* WRITTEN EXERCISE *
Return all entries precisely as they stand, without the images.

[Collection entries]
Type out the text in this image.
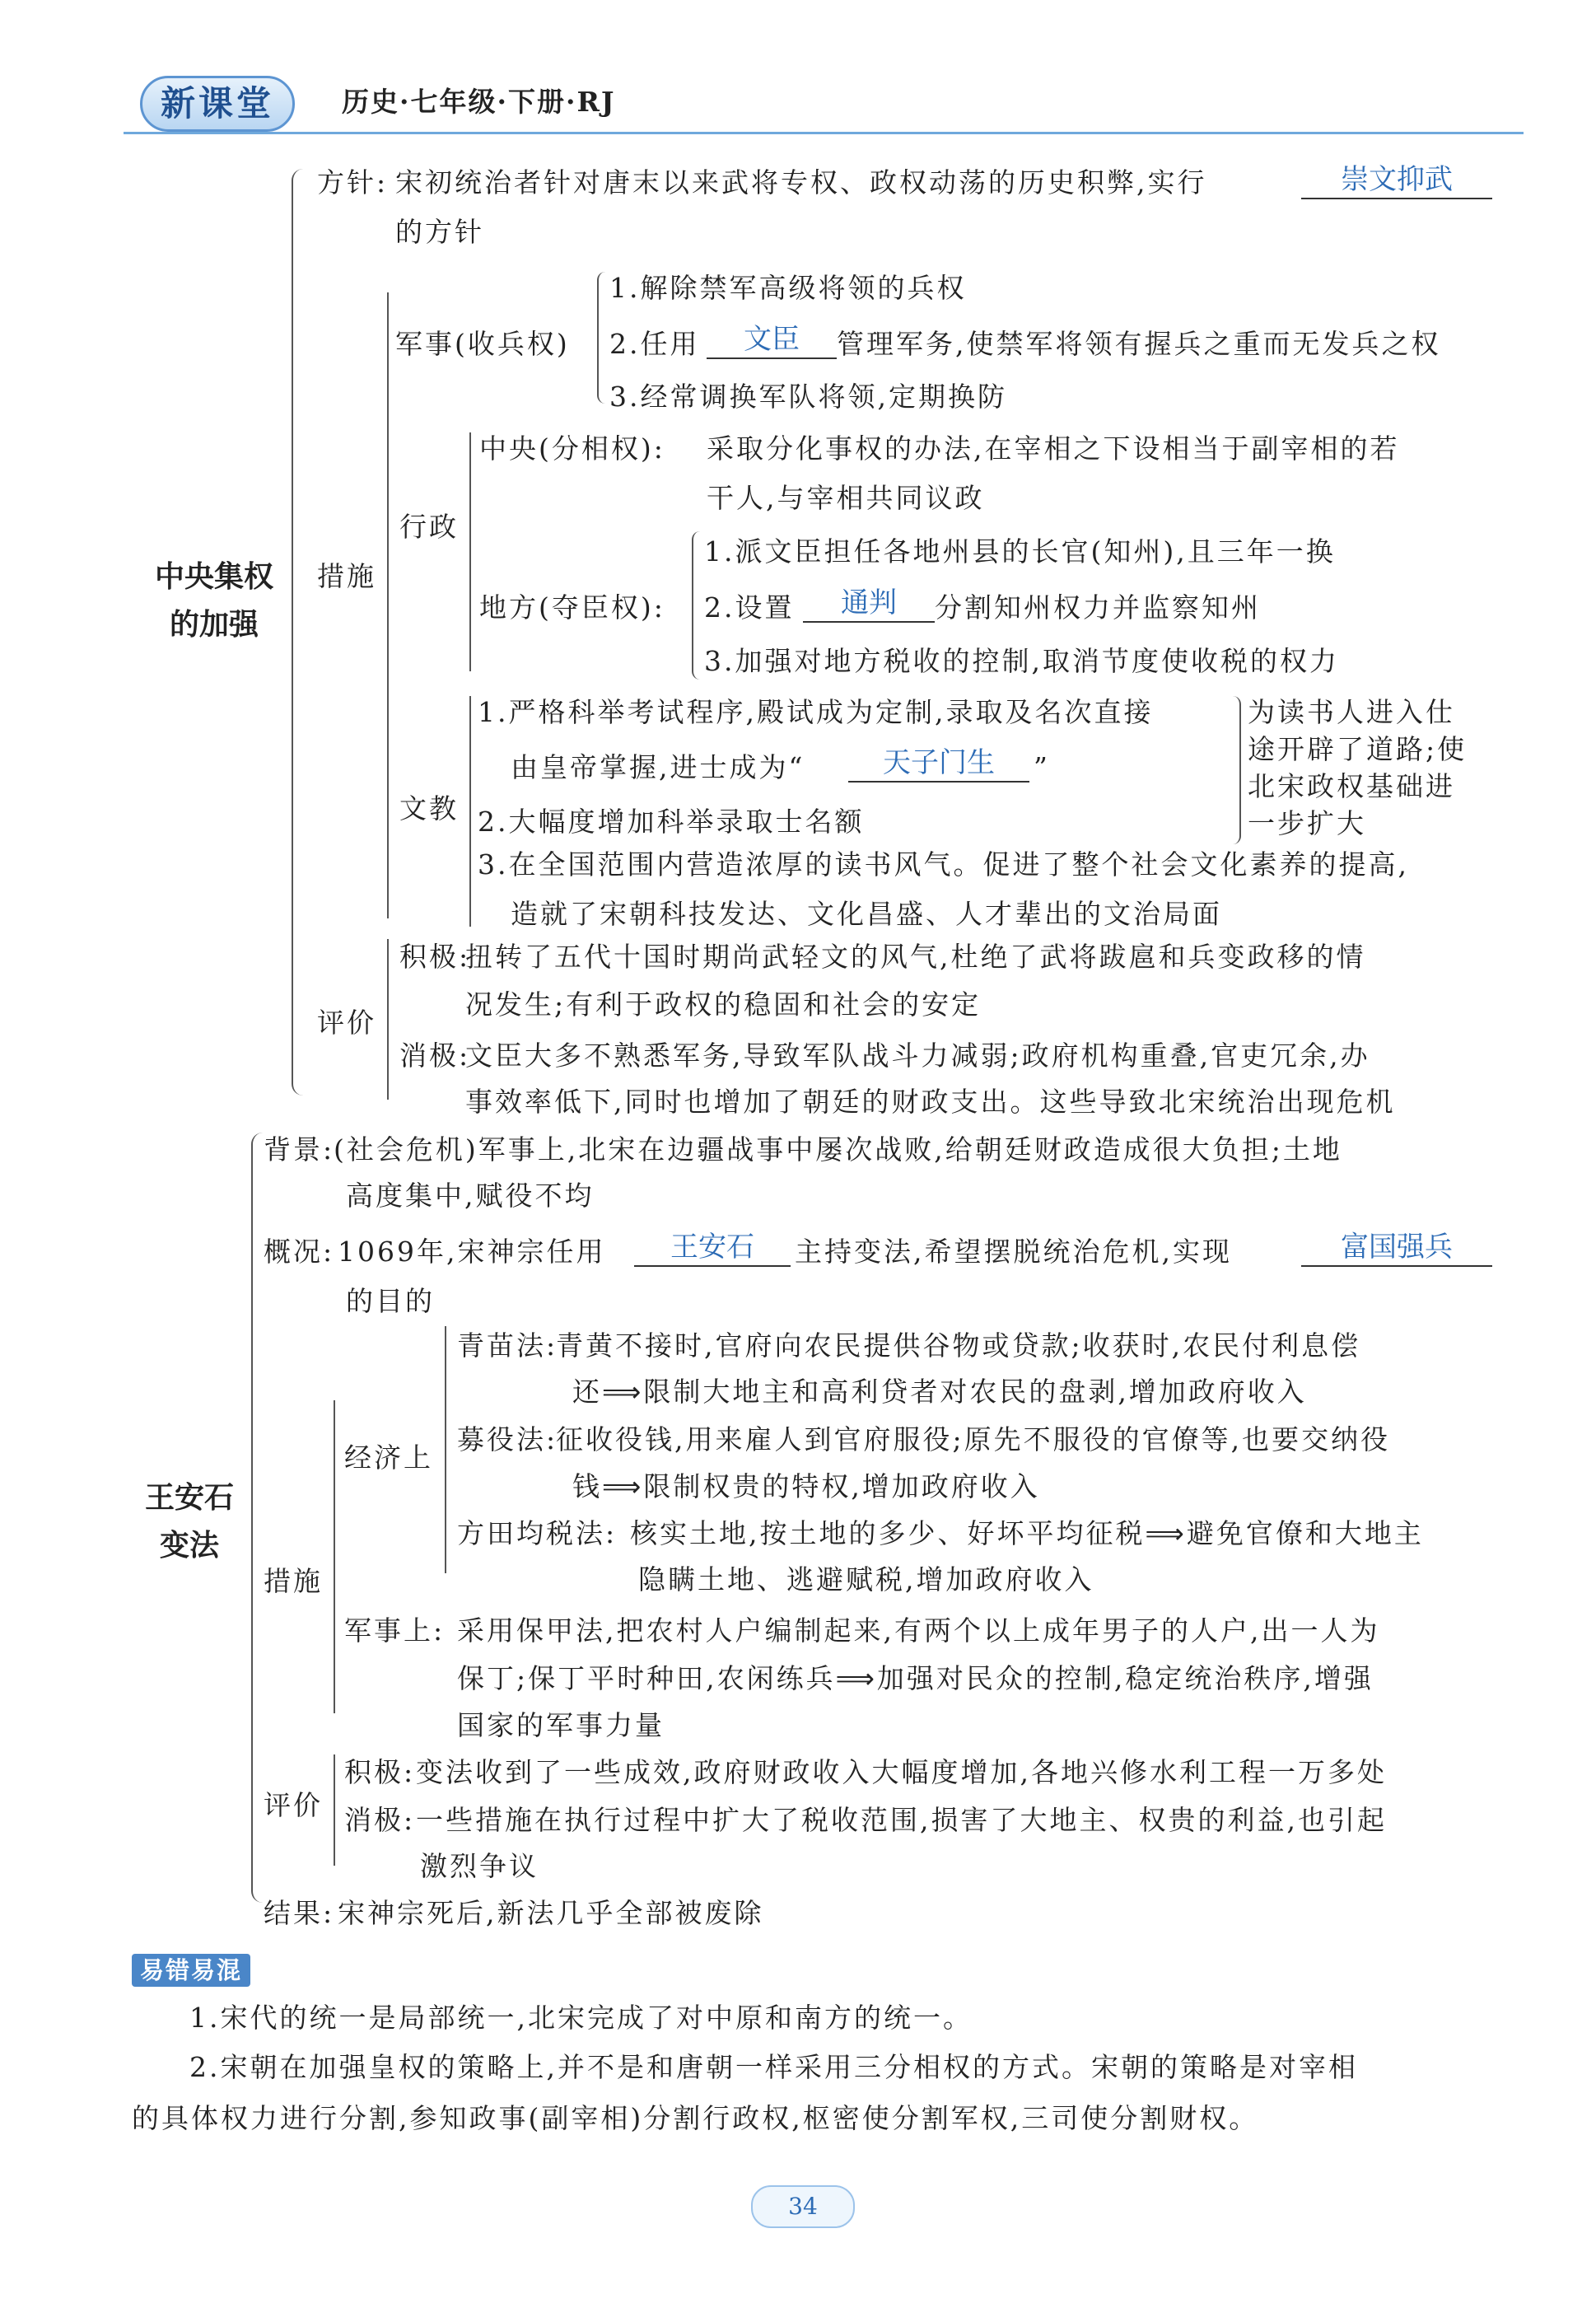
新课堂	历史·七年级·下册·RJ
中央集权
的加强
方针: 宋初统治者针对唐末以来武将专权、政权动荡的历史积弊,实行	崇文抑武
的方针
措施
军事(收兵权)
1.解除禁军高级将领的兵权
2.任用	文臣	管理军务,使禁军将领有握兵之重而无发兵之权
3.经常调换军队将领,定期换防
行政
中央(分相权): 采取分化事权的办法,在宰相之下设相当于副宰相的若
干人,与宰相共同议政
地方(夺臣权):
1.派文臣担任各地州县的长官(知州),且三年一换
2.设置	通判	分割知州权力并监察知州
3.加强对地方税收的控制,取消节度使收税的权力
文教
1.严格科举考试程序,殿试成为定制,录取及名次直接
由皇帝掌握,进士成为“	天子门生	”
2.大幅度增加科举录取士名额
为读书人进入仕
途开辟了道路;使
北宋政权基础进
一步扩大
3.在全国范围内营造浓厚的读书风气。促进了整个社会文化素养的提高,
造就了宋朝科技发达、文化昌盛、人才辈出的文治局面
评价
积极:
扭转了五代十国时期尚武轻文的风气,杜绝了武将跋扈和兵变政移的情
况发生;有利于政权的稳固和社会的安定
消极:
文臣大多不熟悉军务,导致军队战斗力减弱;政府机构重叠,官吏冗余,办
事效率低下,同时也增加了朝廷的财政支出。这些导致北宋统治出现危机
王安石
变法
背景:
(社会危机)军事上,北宋在边疆战事中屡次战败,给朝廷财政造成很大负担;土地
高度集中,赋役不均
概况: 1069年,宋神宗任用	王安石	主持变法,希望摆脱统治危机,实现	富国强兵
的目的
措施
经济上
青苗法:
青黄不接时,官府向农民提供谷物或贷款;收获时,农民付利息偿
还⟹限制大地主和高利贷者对农民的盘剥,增加政府收入
募役法:
征收役钱,用来雇人到官府服役;原先不服役的官僚等,也要交纳役
钱⟹限制权贵的特权,增加政府收入
方田均税法: 核实土地,按土地的多少、好坏平均征税⟹避免官僚和大地主
隐瞒土地、逃避赋税,增加政府收入
军事上: 采用保甲法,把农村人户编制起来,有两个以上成年男子的人户,出一人为
保丁;保丁平时种田,农闲练兵⟹加强对民众的控制,稳定统治秩序,增强
国家的军事力量
评价
积极: 变法收到了一些成效,政府财政收入大幅度增加,各地兴修水利工程一万多处
消极: 一些措施在执行过程中扩大了税收范围,损害了大地主、权贵的利益,也引起
激烈争议
结果: 宋神宗死后,新法几乎全部被废除
易错易混
1.宋代的统一是局部统一,北宋完成了对中原和南方的统一。
2.宋朝在加强皇权的策略上,并不是和唐朝一样采用三分相权的方式。宋朝的策略是对宰相
的具体权力进行分割,参知政事(副宰相)分割行政权,枢密使分割军权,三司使分割财权。
34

* REPLY TO THE TASK *
Type out the text in this image.
新课堂	历史·七年级·下册·RJ
中央集权
的加强
方针: 宋初统治者针对唐末以来武将专权、政权动荡的历史积弊,实行	崇文抑武
的方针
措施
军事(收兵权)
1.解除禁军高级将领的兵权
2.任用	文臣	管理军务,使禁军将领有握兵之重而无发兵之权
3.经常调换军队将领,定期换防
行政
中央(分相权): 采取分化事权的办法,在宰相之下设相当于副宰相的若
干人,与宰相共同议政
地方(夺臣权):
1.派文臣担任各地州县的长官(知州),且三年一换
2.设置	通判	分割知州权力并监察知州
3.加强对地方税收的控制,取消节度使收税的权力
文教
1.严格科举考试程序,殿试成为定制,录取及名次直接
由皇帝掌握,进士成为“	天子门生	”
2.大幅度增加科举录取士名额
为读书人进入仕
途开辟了道路;使
北宋政权基础进
一步扩大
3.在全国范围内营造浓厚的读书风气。促进了整个社会文化素养的提高,
造就了宋朝科技发达、文化昌盛、人才辈出的文治局面
评价
积极:
扭转了五代十国时期尚武轻文的风气,杜绝了武将跋扈和兵变政移的情
况发生;有利于政权的稳固和社会的安定
消极:
文臣大多不熟悉军务,导致军队战斗力减弱;政府机构重叠,官吏冗余,办
事效率低下,同时也增加了朝廷的财政支出。这些导致北宋统治出现危机
王安石
变法
背景:
(社会危机)军事上,北宋在边疆战事中屡次战败,给朝廷财政造成很大负担;土地
高度集中,赋役不均
概况: 1069年,宋神宗任用	王安石	主持变法,希望摆脱统治危机,实现	富国强兵
的目的
措施
经济上
青苗法:
青黄不接时,官府向农民提供谷物或贷款;收获时,农民付利息偿
还⟹限制大地主和高利贷者对农民的盘剥,增加政府收入
募役法:
征收役钱,用来雇人到官府服役;原先不服役的官僚等,也要交纳役
钱⟹限制权贵的特权,增加政府收入
方田均税法: 核实土地,按土地的多少、好坏平均征税⟹避免官僚和大地主
隐瞒土地、逃避赋税,增加政府收入
军事上: 采用保甲法,把农村人户编制起来,有两个以上成年男子的人户,出一人为
保丁;保丁平时种田,农闲练兵⟹加强对民众的控制,稳定统治秩序,增强
国家的军事力量
评价
积极: 变法收到了一些成效,政府财政收入大幅度增加,各地兴修水利工程一万多处
消极: 一些措施在执行过程中扩大了税收范围,损害了大地主、权贵的利益,也引起
激烈争议
结果: 宋神宗死后,新法几乎全部被废除
易错易混
1.宋代的统一是局部统一,北宋完成了对中原和南方的统一。
2.宋朝在加强皇权的策略上,并不是和唐朝一样采用三分相权的方式。宋朝的策略是对宰相
的具体权力进行分割,参知政事(副宰相)分割行政权,枢密使分割军权,三司使分割财权。
34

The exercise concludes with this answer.